The lines needed are those below that contain the word "dans"; copy each one.

(Dataset excerpts)
——————

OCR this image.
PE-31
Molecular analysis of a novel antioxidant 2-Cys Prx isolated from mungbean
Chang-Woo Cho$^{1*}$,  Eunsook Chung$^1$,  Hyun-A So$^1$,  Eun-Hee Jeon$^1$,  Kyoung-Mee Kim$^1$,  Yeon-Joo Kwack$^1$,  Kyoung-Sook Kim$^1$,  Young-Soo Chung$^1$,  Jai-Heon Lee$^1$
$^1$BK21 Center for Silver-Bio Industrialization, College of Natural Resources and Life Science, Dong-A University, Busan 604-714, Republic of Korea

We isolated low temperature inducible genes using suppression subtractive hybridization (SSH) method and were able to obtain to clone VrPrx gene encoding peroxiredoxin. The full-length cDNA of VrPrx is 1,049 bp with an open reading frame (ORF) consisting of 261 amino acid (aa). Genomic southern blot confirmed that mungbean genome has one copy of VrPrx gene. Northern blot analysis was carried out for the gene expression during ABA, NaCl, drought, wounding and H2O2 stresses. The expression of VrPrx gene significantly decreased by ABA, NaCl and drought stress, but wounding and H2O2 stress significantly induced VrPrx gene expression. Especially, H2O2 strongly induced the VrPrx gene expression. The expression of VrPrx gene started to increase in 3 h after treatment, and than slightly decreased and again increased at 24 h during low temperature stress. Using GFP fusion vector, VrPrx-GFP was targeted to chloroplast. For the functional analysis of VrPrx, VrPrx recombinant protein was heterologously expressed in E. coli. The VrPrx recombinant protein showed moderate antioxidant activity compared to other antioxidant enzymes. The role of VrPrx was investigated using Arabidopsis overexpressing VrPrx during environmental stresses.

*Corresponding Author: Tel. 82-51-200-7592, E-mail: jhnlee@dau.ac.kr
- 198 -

——————

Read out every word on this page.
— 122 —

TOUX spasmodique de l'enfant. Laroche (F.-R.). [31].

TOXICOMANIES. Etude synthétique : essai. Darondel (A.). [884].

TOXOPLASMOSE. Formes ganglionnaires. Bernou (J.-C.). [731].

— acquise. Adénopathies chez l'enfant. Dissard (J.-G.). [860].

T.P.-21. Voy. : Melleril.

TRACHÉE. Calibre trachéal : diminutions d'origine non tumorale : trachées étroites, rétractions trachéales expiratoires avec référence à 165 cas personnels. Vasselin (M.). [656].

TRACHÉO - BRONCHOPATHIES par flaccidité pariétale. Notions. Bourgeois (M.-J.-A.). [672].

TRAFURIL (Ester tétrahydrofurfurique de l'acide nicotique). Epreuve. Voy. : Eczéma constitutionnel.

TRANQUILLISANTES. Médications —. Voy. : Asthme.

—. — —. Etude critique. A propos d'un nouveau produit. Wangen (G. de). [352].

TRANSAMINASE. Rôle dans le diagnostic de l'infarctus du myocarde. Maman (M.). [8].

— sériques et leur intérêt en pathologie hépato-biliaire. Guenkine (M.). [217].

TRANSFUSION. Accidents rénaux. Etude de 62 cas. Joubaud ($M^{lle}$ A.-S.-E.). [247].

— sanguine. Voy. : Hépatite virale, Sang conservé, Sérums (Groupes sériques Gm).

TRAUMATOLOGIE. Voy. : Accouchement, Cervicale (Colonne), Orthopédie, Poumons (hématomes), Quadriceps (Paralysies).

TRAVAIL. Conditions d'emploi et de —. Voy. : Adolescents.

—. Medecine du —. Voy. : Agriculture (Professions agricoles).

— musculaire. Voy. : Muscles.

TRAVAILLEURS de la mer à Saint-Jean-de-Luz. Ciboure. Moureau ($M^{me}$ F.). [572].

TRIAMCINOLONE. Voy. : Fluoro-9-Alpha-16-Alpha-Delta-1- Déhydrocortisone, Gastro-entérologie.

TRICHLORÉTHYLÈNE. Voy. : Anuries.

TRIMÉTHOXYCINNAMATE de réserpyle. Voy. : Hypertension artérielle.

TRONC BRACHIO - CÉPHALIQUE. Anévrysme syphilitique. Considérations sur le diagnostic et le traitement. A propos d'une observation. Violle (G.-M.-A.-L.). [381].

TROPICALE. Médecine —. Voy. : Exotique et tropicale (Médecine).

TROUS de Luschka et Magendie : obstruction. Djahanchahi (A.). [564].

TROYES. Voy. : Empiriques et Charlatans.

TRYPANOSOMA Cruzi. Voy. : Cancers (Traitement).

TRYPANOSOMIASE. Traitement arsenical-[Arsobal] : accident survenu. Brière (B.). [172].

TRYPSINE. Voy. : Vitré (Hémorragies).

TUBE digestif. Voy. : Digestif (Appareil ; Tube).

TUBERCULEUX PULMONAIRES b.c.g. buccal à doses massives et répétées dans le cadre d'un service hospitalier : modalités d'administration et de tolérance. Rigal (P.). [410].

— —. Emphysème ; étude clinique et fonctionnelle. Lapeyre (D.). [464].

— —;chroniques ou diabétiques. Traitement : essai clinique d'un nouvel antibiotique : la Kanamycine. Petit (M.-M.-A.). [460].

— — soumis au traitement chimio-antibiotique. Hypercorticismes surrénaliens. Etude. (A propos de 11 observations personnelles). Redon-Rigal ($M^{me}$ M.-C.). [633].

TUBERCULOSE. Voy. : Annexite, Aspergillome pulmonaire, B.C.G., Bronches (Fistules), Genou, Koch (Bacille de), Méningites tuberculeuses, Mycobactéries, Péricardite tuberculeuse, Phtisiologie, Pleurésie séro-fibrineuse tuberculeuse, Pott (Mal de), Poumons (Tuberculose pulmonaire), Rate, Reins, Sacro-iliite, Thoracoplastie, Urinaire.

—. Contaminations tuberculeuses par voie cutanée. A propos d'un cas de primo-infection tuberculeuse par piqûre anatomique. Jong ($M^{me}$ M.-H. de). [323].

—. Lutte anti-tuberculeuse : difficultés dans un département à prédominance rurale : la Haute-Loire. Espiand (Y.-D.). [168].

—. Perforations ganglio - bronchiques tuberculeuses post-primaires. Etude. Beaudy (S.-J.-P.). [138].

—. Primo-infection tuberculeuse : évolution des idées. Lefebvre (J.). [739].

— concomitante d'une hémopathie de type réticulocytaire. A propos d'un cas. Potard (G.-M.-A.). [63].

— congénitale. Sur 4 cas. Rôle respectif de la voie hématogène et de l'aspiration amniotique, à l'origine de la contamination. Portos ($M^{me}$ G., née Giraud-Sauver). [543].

——————

Response below:
TRANSAMINASE. Rôle dans le diagnostic de l'infarctus du myocarde. Maman (M.). [8].
TUBERCULEUX PULMONAIRES b.c.g. buccal à doses massives et répétées dans le cadre d'un service hospitalier : modalités d'administration et de tolérance. Rigal (P.). [410].
—. Lutte anti-tuberculeuse : difficultés dans un département à prédominance rurale : la Haute-Loire. Espiand (Y.-D.). [168].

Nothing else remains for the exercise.